_TASK GOAL_: All lines in which the word "дополнить" occurs are to be extracted.
--- BEGIN MATERIAL SUPPLIED ---
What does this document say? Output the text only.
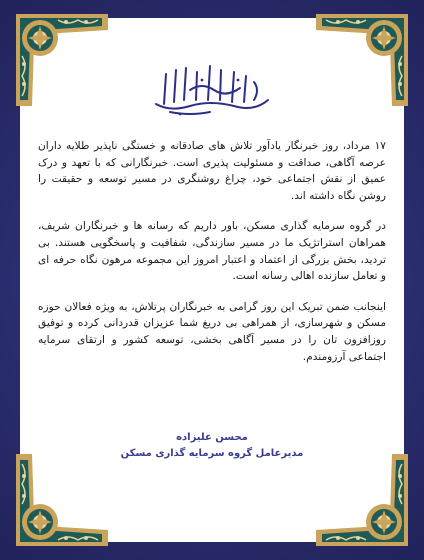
۱۷ مرداد، روز خبرنگار یادآور تلاش های صادقانه و خستگی ناپذیر طلایه داران عرصه آگاهی، صداقت و مسئولیت پذیری است. خبرنگارانی که با تعهد و درک عمیق از نقش اجتماعی خود، چراغ روشنگری در مسیر توسعه و حقیقت را روشن نگاه داشته اند.

در گروه سرمایه گذاری مسکن، باور داریم که رسانه ها و خبرنگاران شریف، همراهان استراتژیک ما در مسیر سازندگی، شفافیت و پاسخگویی هستند. بی تردید، بخش بزرگی از اعتماد و اعتبار امروز این مجموعه مرهون نگاه حرفه ای و تعامل سازنده اهالی رسانه است.

اینجانب ضمن تبریک این روز گرامی به خبرنگاران پرتلاش، به ویژه فعالان حوزه مسکن و شهرسازی، از همراهی بی دریغ شما عزیزان قدردانی کرده و توفیق روزافزون تان را در مسیر آگاهی بخشی، توسعه کشور و ارتقای سرمایه اجتماعی آرزومندم.

محسن علیزاده
مدیرعامل گروه سرمایه گذاری مسکن
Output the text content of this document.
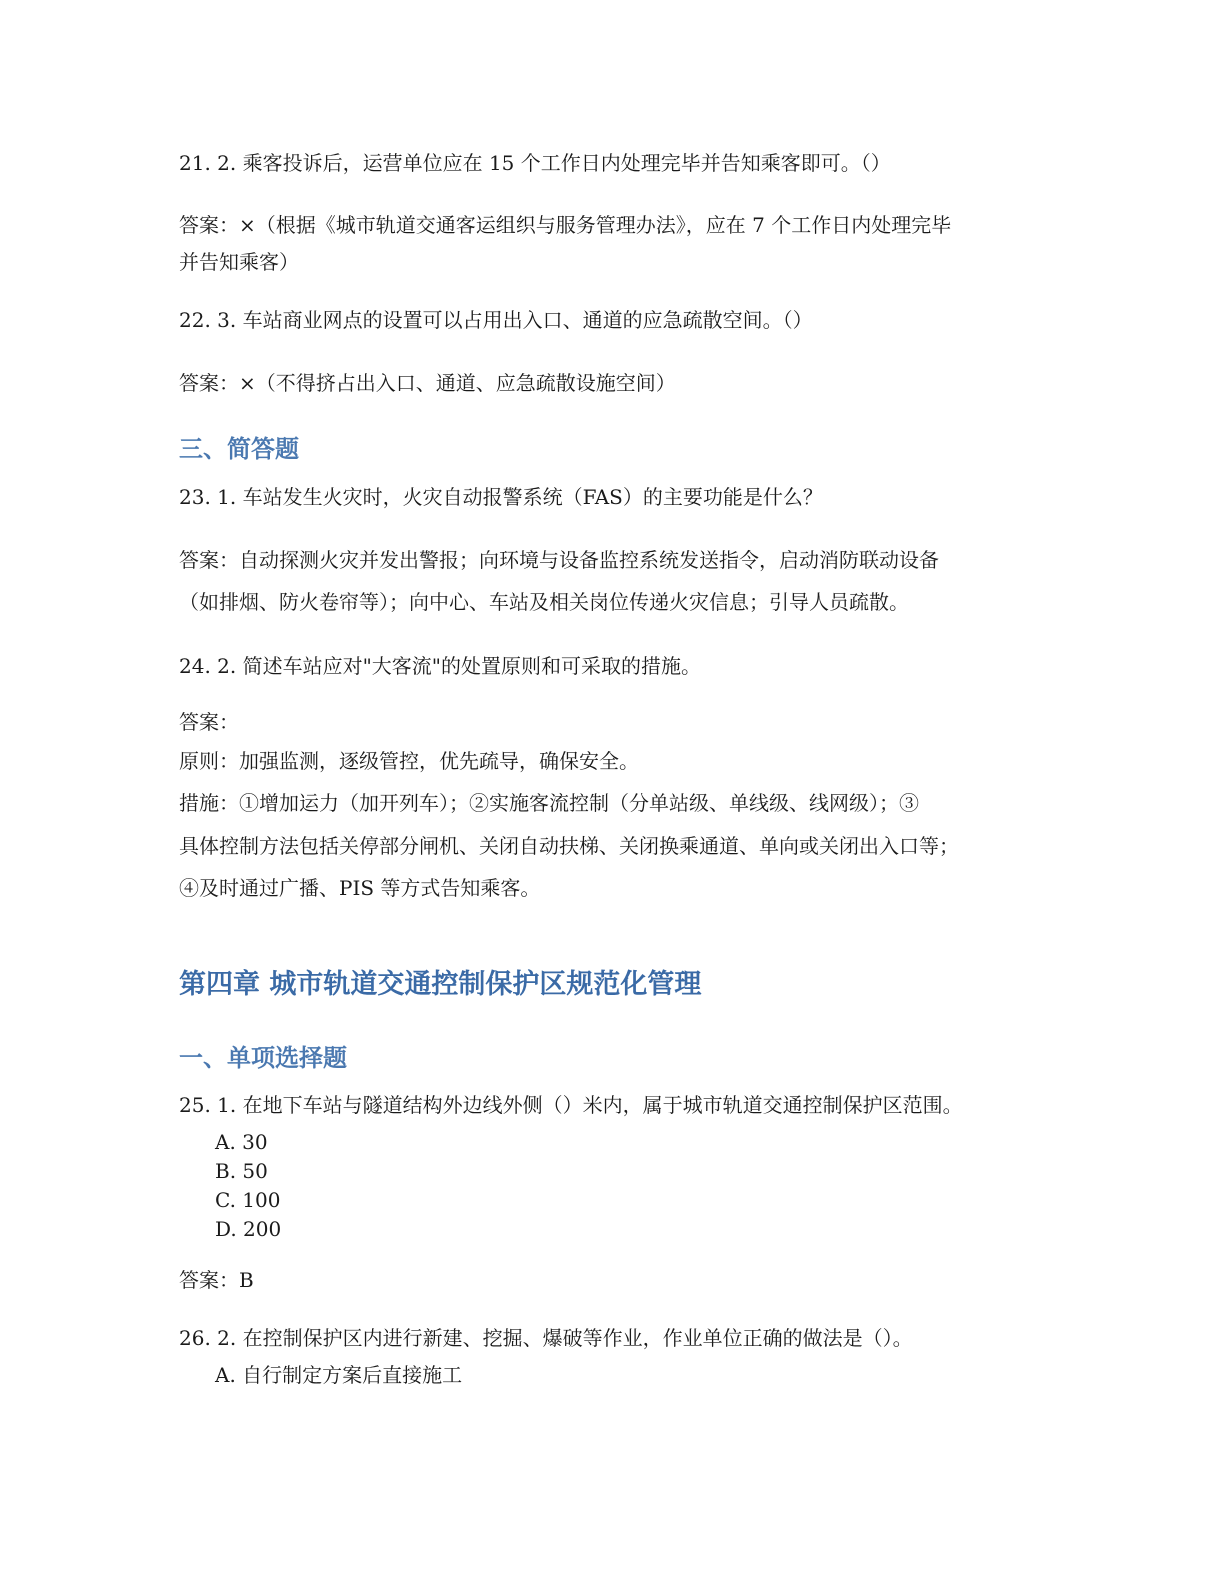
21. 2. 乘客投诉后，运营单位应在 15 个工作日内处理完毕并告知乘客即可。（）

答案：×（根据《城市轨道交通客运组织与服务管理办法》，应在 7 个工作日内处理完毕

并告知乘客）

22. 3. 车站商业网点的设置可以占用出入口、通道的应急疏散空间。（）

答案：×（不得挤占出入口、通道、应急疏散设施空间）

三、简答题

23. 1. 车站发生火灾时，火灾自动报警系统（FAS）的主要功能是什么？

答案：自动探测火灾并发出警报；向环境与设备监控系统发送指令，启动消防联动设备

（如排烟、防火卷帘等）；向中心、车站及相关岗位传递火灾信息；引导人员疏散。

24. 2. 简述车站应对"大客流"的处置原则和可采取的措施。

答案：

原则：加强监测，逐级管控，优先疏导，确保安全。

措施：①增加运力（加开列车）；②实施客流控制（分单站级、单线级、线网级）；③

具体控制方法包括关停部分闸机、关闭自动扶梯、关闭换乘通道、单向或关闭出入口等；

④及时通过广播、PIS 等方式告知乘客。

第四章 城市轨道交通控制保护区规范化管理
一、单项选择题

25. 1. 在地下车站与隧道结构外边线外侧（）米内，属于城市轨道交通控制保护区范围。

A. 30

B. 50

C. 100

D. 200

答案：B

26. 2. 在控制保护区内进行新建、挖掘、爆破等作业，作业单位正确的做法是（）。

A. 自行制定方案后直接施工
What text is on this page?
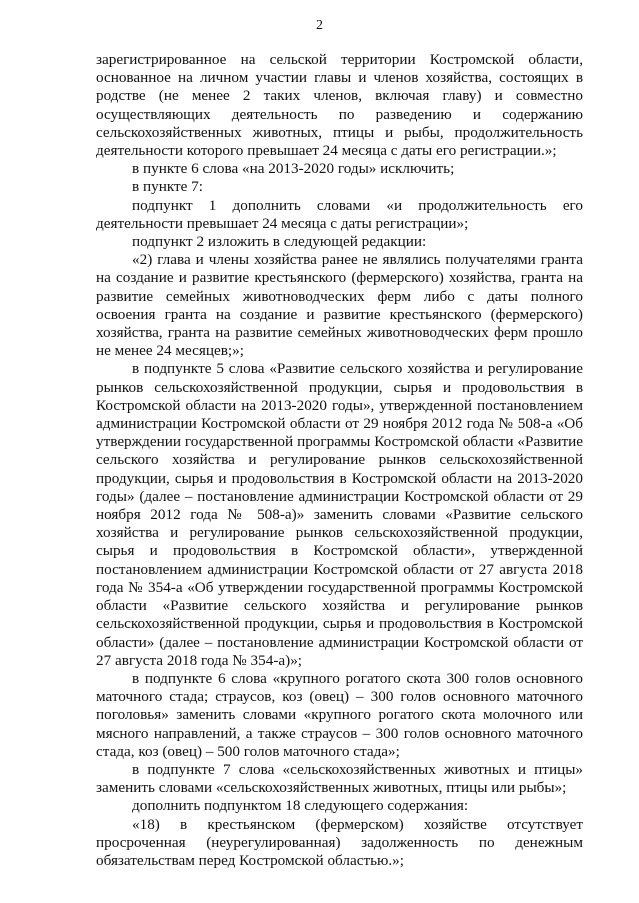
2

зарегистрированное на сельской территории Костромской области, основанное на личном участии главы и членов хозяйства, состоящих в родстве (не менее 2 таких членов, включая главу) и совместно осуществляющих деятельность по разведению и содержанию сельскохозяйственных животных, птицы и рыбы, продолжительность деятельности которого превышает 24 месяца с даты его регистрации.»;

в пункте 6 слова «на 2013-2020 годы» исключить;

в пункте 7:

подпункт 1 дополнить словами «и продолжительность его деятельности превышает 24 месяца с даты регистрации»;

подпункт 2 изложить в следующей редакции:

«2) глава и члены хозяйства ранее не являлись получателями гранта на создание и развитие крестьянского (фермерского) хозяйства, гранта на развитие семейных животноводческих ферм либо с даты полного освоения гранта на создание и развитие крестьянского (фермерского) хозяйства, гранта на развитие семейных животноводческих ферм прошло не менее 24 месяцев;»;

в подпункте 5 слова «Развитие сельского хозяйства и регулирование рынков сельскохозяйственной продукции, сырья и продовольствия в Костромской области на 2013-2020 годы», утвержденной постановлением администрации Костромской области от 29 ноября 2012 года № 508-а «Об утверждении государственной программы Костромской области «Развитие сельского хозяйства и регулирование рынков сельскохозяйственной продукции, сырья и продовольствия в Костромской области на 2013-2020 годы» (далее – постановление администрации Костромской области от 29 ноября 2012 года № 508-а)» заменить словами «Развитие сельского хозяйства и регулирование рынков сельскохозяйственной продукции, сырья и продовольствия в Костромской области», утвержденной постановлением администрации Костромской области от 27 августа 2018 года № 354-а «Об утверждении государственной программы Костромской области «Развитие сельского хозяйства и регулирование рынков сельскохозяйственной продукции, сырья и продовольствия в Костромской области» (далее – постановление администрации Костромской области от 27 августа 2018 года № 354-а)»;

в подпункте 6 слова «крупного рогатого скота 300 голов основного маточного стада; страусов, коз (овец) – 300 голов основного маточного поголовья» заменить словами «крупного рогатого скота молочного или мясного направлений, а также страусов – 300 голов основного маточного стада, коз (овец) – 500 голов маточного стада»;

в подпункте 7 слова «сельскохозяйственных животных и птицы» заменить словами «сельскохозяйственных животных, птицы или рыбы»;

дополнить подпунктом 18 следующего содержания:

«18) в крестьянском (фермерском) хозяйстве отсутствует просроченная (неурегулированная) задолженность по денежным обязательствам перед Костромской областью.»;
--- END MATERIAL SUPPLIED ---
_SOLVED EXERCISE_:
подпункт 1 дополнить словами «и продолжительность его деятельности превышает 24 месяца с даты регистрации»;
дополнить подпунктом 18 следующего содержания:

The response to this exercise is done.